Extract, from the records beneath this instruction, each line that contains the word "finale".

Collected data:
◆ ◆ ◆
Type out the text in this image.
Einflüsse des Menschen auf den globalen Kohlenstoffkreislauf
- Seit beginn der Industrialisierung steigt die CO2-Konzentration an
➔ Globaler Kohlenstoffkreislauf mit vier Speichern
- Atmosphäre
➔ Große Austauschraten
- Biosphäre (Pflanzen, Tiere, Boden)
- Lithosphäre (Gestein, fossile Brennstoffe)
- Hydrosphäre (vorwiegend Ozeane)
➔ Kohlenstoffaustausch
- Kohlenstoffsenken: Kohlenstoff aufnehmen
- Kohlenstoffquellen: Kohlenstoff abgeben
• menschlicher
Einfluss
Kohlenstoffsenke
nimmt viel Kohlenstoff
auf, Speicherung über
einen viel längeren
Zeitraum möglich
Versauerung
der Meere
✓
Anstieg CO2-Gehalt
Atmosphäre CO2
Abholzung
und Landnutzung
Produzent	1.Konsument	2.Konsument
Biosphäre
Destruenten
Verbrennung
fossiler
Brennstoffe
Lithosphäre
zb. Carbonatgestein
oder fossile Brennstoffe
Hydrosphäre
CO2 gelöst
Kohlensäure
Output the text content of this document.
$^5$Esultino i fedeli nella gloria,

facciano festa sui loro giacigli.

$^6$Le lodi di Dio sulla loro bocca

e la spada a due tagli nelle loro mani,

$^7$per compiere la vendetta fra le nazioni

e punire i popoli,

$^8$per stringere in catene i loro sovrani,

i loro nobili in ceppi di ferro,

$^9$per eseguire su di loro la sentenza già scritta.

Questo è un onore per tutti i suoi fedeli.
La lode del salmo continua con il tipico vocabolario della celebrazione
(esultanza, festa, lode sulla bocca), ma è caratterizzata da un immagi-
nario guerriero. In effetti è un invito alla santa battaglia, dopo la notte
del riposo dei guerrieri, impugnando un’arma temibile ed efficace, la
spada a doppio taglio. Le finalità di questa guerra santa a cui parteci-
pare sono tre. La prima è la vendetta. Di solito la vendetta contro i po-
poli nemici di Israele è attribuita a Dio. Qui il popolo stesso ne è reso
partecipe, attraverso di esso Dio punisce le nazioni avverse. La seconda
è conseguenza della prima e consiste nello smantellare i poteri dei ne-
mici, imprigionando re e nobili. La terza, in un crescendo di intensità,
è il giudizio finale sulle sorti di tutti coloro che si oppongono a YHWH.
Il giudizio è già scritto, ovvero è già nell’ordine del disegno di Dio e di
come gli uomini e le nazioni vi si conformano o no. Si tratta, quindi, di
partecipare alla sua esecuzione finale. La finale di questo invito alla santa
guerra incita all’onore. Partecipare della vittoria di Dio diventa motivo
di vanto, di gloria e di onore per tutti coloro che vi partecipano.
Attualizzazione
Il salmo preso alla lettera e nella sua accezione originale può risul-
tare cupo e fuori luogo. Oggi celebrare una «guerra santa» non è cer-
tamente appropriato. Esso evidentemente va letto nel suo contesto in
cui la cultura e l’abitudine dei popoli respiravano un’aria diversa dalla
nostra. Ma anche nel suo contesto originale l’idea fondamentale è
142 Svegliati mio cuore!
◆ ◆ ◆
Response to this exercise:
è il giudizio finale sulle sorti di tutti coloro che si oppongono a YHWH.
partecipare alla sua esecuzione finale. La finale di questo invito alla santa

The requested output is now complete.